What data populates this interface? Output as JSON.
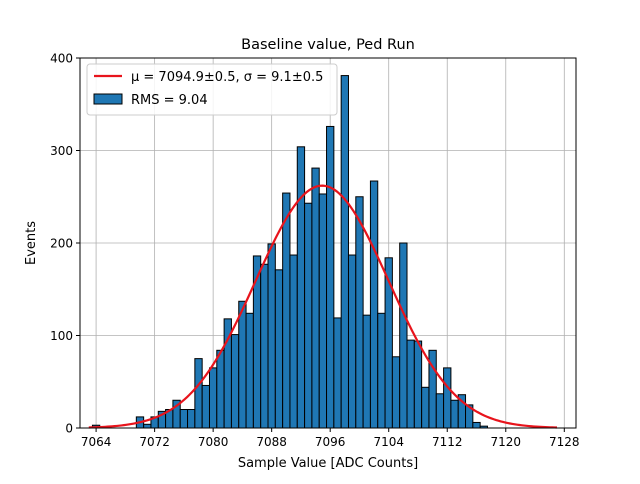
{
  "chart_data": {
    "type": "bar",
    "title": "Baseline value, Ped Run",
    "xlabel": "Sample Value [ADC Counts]",
    "ylabel": "Events",
    "xlim": [
      7061.8,
      7129.6
    ],
    "ylim": [
      0,
      400
    ],
    "x_ticks": [
      7064,
      7072,
      7080,
      7088,
      7096,
      7104,
      7112,
      7120,
      7128
    ],
    "y_ticks": [
      0,
      100,
      200,
      300,
      400
    ],
    "grid": true,
    "legend_position": "top-left",
    "bin_width": 1,
    "x": [
      7064,
      7065,
      7066,
      7067,
      7068,
      7069,
      7070,
      7071,
      7072,
      7073,
      7074,
      7075,
      7076,
      7077,
      7078,
      7079,
      7080,
      7081,
      7082,
      7083,
      7084,
      7085,
      7086,
      7087,
      7088,
      7089,
      7090,
      7091,
      7092,
      7093,
      7094,
      7095,
      7096,
      7097,
      7098,
      7099,
      7100,
      7101,
      7102,
      7103,
      7104,
      7105,
      7106,
      7107,
      7108,
      7109,
      7110,
      7111,
      7112,
      7113,
      7114,
      7115,
      7116,
      7117
    ],
    "values": [
      3,
      0,
      0,
      0,
      0,
      0,
      12,
      4,
      12,
      18,
      20,
      30,
      20,
      20,
      75,
      46,
      65,
      84,
      118,
      101,
      137,
      124,
      186,
      177,
      199,
      171,
      254,
      187,
      304,
      243,
      281,
      253,
      326,
      119,
      381,
      187,
      250,
      122,
      267,
      124,
      184,
      77,
      200,
      95,
      94,
      44,
      84,
      37,
      65,
      30,
      36,
      25,
      6,
      2
    ],
    "series": [
      {
        "name": "RMS = 9.04",
        "kind": "histogram",
        "color": "#1f77b4",
        "edge_color": "#000000"
      },
      {
        "name": "μ = 7094.9±0.5, σ = 9.1±0.5",
        "kind": "gaussian-fit",
        "color": "#e8141c",
        "mu": 7094.9,
        "sigma": 9.1,
        "amplitude": 262,
        "x_range": [
          7063,
          7127
        ]
      }
    ]
  }
}
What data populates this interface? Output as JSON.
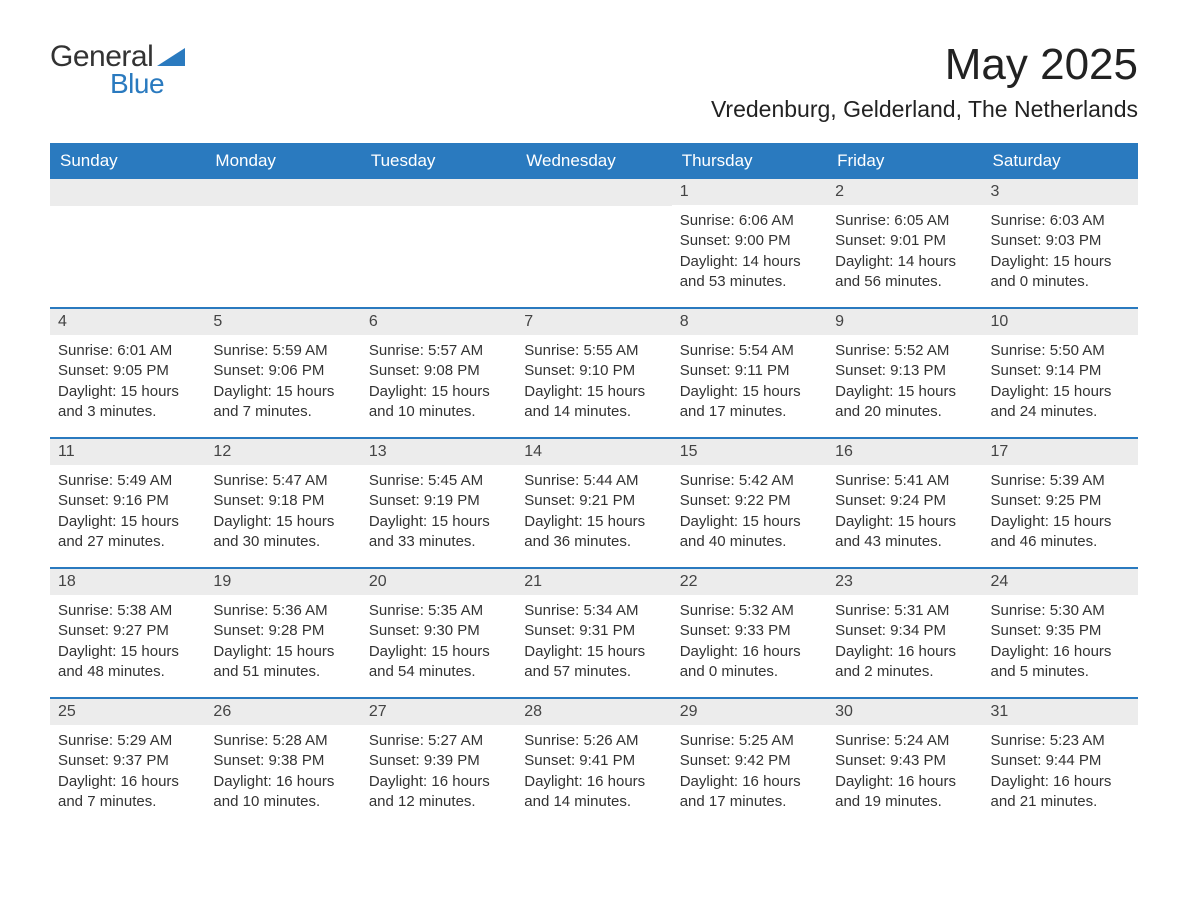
{
  "logo": {
    "text_general": "General",
    "text_blue": "Blue",
    "triangle_color": "#2a7abf"
  },
  "title": "May 2025",
  "location": "Vredenburg, Gelderland, The Netherlands",
  "colors": {
    "header_bg": "#2a7abf",
    "header_text": "#ffffff",
    "daynum_bg": "#ececec",
    "week_border": "#2a7abf",
    "body_text": "#333333"
  },
  "weekdays": [
    "Sunday",
    "Monday",
    "Tuesday",
    "Wednesday",
    "Thursday",
    "Friday",
    "Saturday"
  ],
  "weeks": [
    [
      {
        "empty": true
      },
      {
        "empty": true
      },
      {
        "empty": true
      },
      {
        "empty": true
      },
      {
        "day": "1",
        "sunrise": "6:06 AM",
        "sunset": "9:00 PM",
        "daylight": "14 hours and 53 minutes."
      },
      {
        "day": "2",
        "sunrise": "6:05 AM",
        "sunset": "9:01 PM",
        "daylight": "14 hours and 56 minutes."
      },
      {
        "day": "3",
        "sunrise": "6:03 AM",
        "sunset": "9:03 PM",
        "daylight": "15 hours and 0 minutes."
      }
    ],
    [
      {
        "day": "4",
        "sunrise": "6:01 AM",
        "sunset": "9:05 PM",
        "daylight": "15 hours and 3 minutes."
      },
      {
        "day": "5",
        "sunrise": "5:59 AM",
        "sunset": "9:06 PM",
        "daylight": "15 hours and 7 minutes."
      },
      {
        "day": "6",
        "sunrise": "5:57 AM",
        "sunset": "9:08 PM",
        "daylight": "15 hours and 10 minutes."
      },
      {
        "day": "7",
        "sunrise": "5:55 AM",
        "sunset": "9:10 PM",
        "daylight": "15 hours and 14 minutes."
      },
      {
        "day": "8",
        "sunrise": "5:54 AM",
        "sunset": "9:11 PM",
        "daylight": "15 hours and 17 minutes."
      },
      {
        "day": "9",
        "sunrise": "5:52 AM",
        "sunset": "9:13 PM",
        "daylight": "15 hours and 20 minutes."
      },
      {
        "day": "10",
        "sunrise": "5:50 AM",
        "sunset": "9:14 PM",
        "daylight": "15 hours and 24 minutes."
      }
    ],
    [
      {
        "day": "11",
        "sunrise": "5:49 AM",
        "sunset": "9:16 PM",
        "daylight": "15 hours and 27 minutes."
      },
      {
        "day": "12",
        "sunrise": "5:47 AM",
        "sunset": "9:18 PM",
        "daylight": "15 hours and 30 minutes."
      },
      {
        "day": "13",
        "sunrise": "5:45 AM",
        "sunset": "9:19 PM",
        "daylight": "15 hours and 33 minutes."
      },
      {
        "day": "14",
        "sunrise": "5:44 AM",
        "sunset": "9:21 PM",
        "daylight": "15 hours and 36 minutes."
      },
      {
        "day": "15",
        "sunrise": "5:42 AM",
        "sunset": "9:22 PM",
        "daylight": "15 hours and 40 minutes."
      },
      {
        "day": "16",
        "sunrise": "5:41 AM",
        "sunset": "9:24 PM",
        "daylight": "15 hours and 43 minutes."
      },
      {
        "day": "17",
        "sunrise": "5:39 AM",
        "sunset": "9:25 PM",
        "daylight": "15 hours and 46 minutes."
      }
    ],
    [
      {
        "day": "18",
        "sunrise": "5:38 AM",
        "sunset": "9:27 PM",
        "daylight": "15 hours and 48 minutes."
      },
      {
        "day": "19",
        "sunrise": "5:36 AM",
        "sunset": "9:28 PM",
        "daylight": "15 hours and 51 minutes."
      },
      {
        "day": "20",
        "sunrise": "5:35 AM",
        "sunset": "9:30 PM",
        "daylight": "15 hours and 54 minutes."
      },
      {
        "day": "21",
        "sunrise": "5:34 AM",
        "sunset": "9:31 PM",
        "daylight": "15 hours and 57 minutes."
      },
      {
        "day": "22",
        "sunrise": "5:32 AM",
        "sunset": "9:33 PM",
        "daylight": "16 hours and 0 minutes."
      },
      {
        "day": "23",
        "sunrise": "5:31 AM",
        "sunset": "9:34 PM",
        "daylight": "16 hours and 2 minutes."
      },
      {
        "day": "24",
        "sunrise": "5:30 AM",
        "sunset": "9:35 PM",
        "daylight": "16 hours and 5 minutes."
      }
    ],
    [
      {
        "day": "25",
        "sunrise": "5:29 AM",
        "sunset": "9:37 PM",
        "daylight": "16 hours and 7 minutes."
      },
      {
        "day": "26",
        "sunrise": "5:28 AM",
        "sunset": "9:38 PM",
        "daylight": "16 hours and 10 minutes."
      },
      {
        "day": "27",
        "sunrise": "5:27 AM",
        "sunset": "9:39 PM",
        "daylight": "16 hours and 12 minutes."
      },
      {
        "day": "28",
        "sunrise": "5:26 AM",
        "sunset": "9:41 PM",
        "daylight": "16 hours and 14 minutes."
      },
      {
        "day": "29",
        "sunrise": "5:25 AM",
        "sunset": "9:42 PM",
        "daylight": "16 hours and 17 minutes."
      },
      {
        "day": "30",
        "sunrise": "5:24 AM",
        "sunset": "9:43 PM",
        "daylight": "16 hours and 19 minutes."
      },
      {
        "day": "31",
        "sunrise": "5:23 AM",
        "sunset": "9:44 PM",
        "daylight": "16 hours and 21 minutes."
      }
    ]
  ],
  "labels": {
    "sunrise": "Sunrise:",
    "sunset": "Sunset:",
    "daylight": "Daylight:"
  }
}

**Task details**
Each record above must be returned exactly as written, with its pictures omitted.

**Task solution**
What data populates this interface? Output as JSON.
{
  "chart_data": {
    "type": "bar",
    "title": "Baseline value, Ped Run",
    "xlabel": "Sample Value [ADC Counts]",
    "ylabel": "Events",
    "xlim": [
      7061.8,
      7129.6
    ],
    "ylim": [
      0,
      400
    ],
    "x_ticks": [
      7064,
      7072,
      7080,
      7088,
      7096,
      7104,
      7112,
      7120,
      7128
    ],
    "y_ticks": [
      0,
      100,
      200,
      300,
      400
    ],
    "grid": true,
    "legend_position": "top-left",
    "bin_width": 1,
    "x": [
      7064,
      7065,
      7066,
      7067,
      7068,
      7069,
      7070,
      7071,
      7072,
      7073,
      7074,
      7075,
      7076,
      7077,
      7078,
      7079,
      7080,
      7081,
      7082,
      7083,
      7084,
      7085,
      7086,
      7087,
      7088,
      7089,
      7090,
      7091,
      7092,
      7093,
      7094,
      7095,
      7096,
      7097,
      7098,
      7099,
      7100,
      7101,
      7102,
      7103,
      7104,
      7105,
      7106,
      7107,
      7108,
      7109,
      7110,
      7111,
      7112,
      7113,
      7114,
      7115,
      7116,
      7117
    ],
    "values": [
      3,
      0,
      0,
      0,
      0,
      0,
      12,
      4,
      12,
      18,
      20,
      30,
      20,
      20,
      75,
      46,
      65,
      84,
      118,
      101,
      137,
      124,
      186,
      177,
      199,
      171,
      254,
      187,
      304,
      243,
      281,
      253,
      326,
      119,
      381,
      187,
      250,
      122,
      267,
      124,
      184,
      77,
      200,
      95,
      94,
      44,
      84,
      37,
      65,
      30,
      36,
      25,
      6,
      2
    ],
    "series": [
      {
        "name": "RMS = 9.04",
        "kind": "histogram",
        "color": "#1f77b4",
        "edge_color": "#000000"
      },
      {
        "name": "μ = 7094.9±0.5, σ = 9.1±0.5",
        "kind": "gaussian-fit",
        "color": "#e8141c",
        "mu": 7094.9,
        "sigma": 9.1,
        "amplitude": 262,
        "x_range": [
          7063,
          7127
        ]
      }
    ]
  }
}
What data populates this interface? Output as JSON.
{
  "logo": {
    "text_general": "General",
    "text_blue": "Blue",
    "triangle_color": "#2a7abf"
  },
  "title": "May 2025",
  "location": "Vredenburg, Gelderland, The Netherlands",
  "colors": {
    "header_bg": "#2a7abf",
    "header_text": "#ffffff",
    "daynum_bg": "#ececec",
    "week_border": "#2a7abf",
    "body_text": "#333333"
  },
  "weekdays": [
    "Sunday",
    "Monday",
    "Tuesday",
    "Wednesday",
    "Thursday",
    "Friday",
    "Saturday"
  ],
  "weeks": [
    [
      {
        "empty": true
      },
      {
        "empty": true
      },
      {
        "empty": true
      },
      {
        "empty": true
      },
      {
        "day": "1",
        "sunrise": "6:06 AM",
        "sunset": "9:00 PM",
        "daylight": "14 hours and 53 minutes."
      },
      {
        "day": "2",
        "sunrise": "6:05 AM",
        "sunset": "9:01 PM",
        "daylight": "14 hours and 56 minutes."
      },
      {
        "day": "3",
        "sunrise": "6:03 AM",
        "sunset": "9:03 PM",
        "daylight": "15 hours and 0 minutes."
      }
    ],
    [
      {
        "day": "4",
        "sunrise": "6:01 AM",
        "sunset": "9:05 PM",
        "daylight": "15 hours and 3 minutes."
      },
      {
        "day": "5",
        "sunrise": "5:59 AM",
        "sunset": "9:06 PM",
        "daylight": "15 hours and 7 minutes."
      },
      {
        "day": "6",
        "sunrise": "5:57 AM",
        "sunset": "9:08 PM",
        "daylight": "15 hours and 10 minutes."
      },
      {
        "day": "7",
        "sunrise": "5:55 AM",
        "sunset": "9:10 PM",
        "daylight": "15 hours and 14 minutes."
      },
      {
        "day": "8",
        "sunrise": "5:54 AM",
        "sunset": "9:11 PM",
        "daylight": "15 hours and 17 minutes."
      },
      {
        "day": "9",
        "sunrise": "5:52 AM",
        "sunset": "9:13 PM",
        "daylight": "15 hours and 20 minutes."
      },
      {
        "day": "10",
        "sunrise": "5:50 AM",
        "sunset": "9:14 PM",
        "daylight": "15 hours and 24 minutes."
      }
    ],
    [
      {
        "day": "11",
        "sunrise": "5:49 AM",
        "sunset": "9:16 PM",
        "daylight": "15 hours and 27 minutes."
      },
      {
        "day": "12",
        "sunrise": "5:47 AM",
        "sunset": "9:18 PM",
        "daylight": "15 hours and 30 minutes."
      },
      {
        "day": "13",
        "sunrise": "5:45 AM",
        "sunset": "9:19 PM",
        "daylight": "15 hours and 33 minutes."
      },
      {
        "day": "14",
        "sunrise": "5:44 AM",
        "sunset": "9:21 PM",
        "daylight": "15 hours and 36 minutes."
      },
      {
        "day": "15",
        "sunrise": "5:42 AM",
        "sunset": "9:22 PM",
        "daylight": "15 hours and 40 minutes."
      },
      {
        "day": "16",
        "sunrise": "5:41 AM",
        "sunset": "9:24 PM",
        "daylight": "15 hours and 43 minutes."
      },
      {
        "day": "17",
        "sunrise": "5:39 AM",
        "sunset": "9:25 PM",
        "daylight": "15 hours and 46 minutes."
      }
    ],
    [
      {
        "day": "18",
        "sunrise": "5:38 AM",
        "sunset": "9:27 PM",
        "daylight": "15 hours and 48 minutes."
      },
      {
        "day": "19",
        "sunrise": "5:36 AM",
        "sunset": "9:28 PM",
        "daylight": "15 hours and 51 minutes."
      },
      {
        "day": "20",
        "sunrise": "5:35 AM",
        "sunset": "9:30 PM",
        "daylight": "15 hours and 54 minutes."
      },
      {
        "day": "21",
        "sunrise": "5:34 AM",
        "sunset": "9:31 PM",
        "daylight": "15 hours and 57 minutes."
      },
      {
        "day": "22",
        "sunrise": "5:32 AM",
        "sunset": "9:33 PM",
        "daylight": "16 hours and 0 minutes."
      },
      {
        "day": "23",
        "sunrise": "5:31 AM",
        "sunset": "9:34 PM",
        "daylight": "16 hours and 2 minutes."
      },
      {
        "day": "24",
        "sunrise": "5:30 AM",
        "sunset": "9:35 PM",
        "daylight": "16 hours and 5 minutes."
      }
    ],
    [
      {
        "day": "25",
        "sunrise": "5:29 AM",
        "sunset": "9:37 PM",
        "daylight": "16 hours and 7 minutes."
      },
      {
        "day": "26",
        "sunrise": "5:28 AM",
        "sunset": "9:38 PM",
        "daylight": "16 hours and 10 minutes."
      },
      {
        "day": "27",
        "sunrise": "5:27 AM",
        "sunset": "9:39 PM",
        "daylight": "16 hours and 12 minutes."
      },
      {
        "day": "28",
        "sunrise": "5:26 AM",
        "sunset": "9:41 PM",
        "daylight": "16 hours and 14 minutes."
      },
      {
        "day": "29",
        "sunrise": "5:25 AM",
        "sunset": "9:42 PM",
        "daylight": "16 hours and 17 minutes."
      },
      {
        "day": "30",
        "sunrise": "5:24 AM",
        "sunset": "9:43 PM",
        "daylight": "16 hours and 19 minutes."
      },
      {
        "day": "31",
        "sunrise": "5:23 AM",
        "sunset": "9:44 PM",
        "daylight": "16 hours and 21 minutes."
      }
    ]
  ],
  "labels": {
    "sunrise": "Sunrise:",
    "sunset": "Sunset:",
    "daylight": "Daylight:"
  }
}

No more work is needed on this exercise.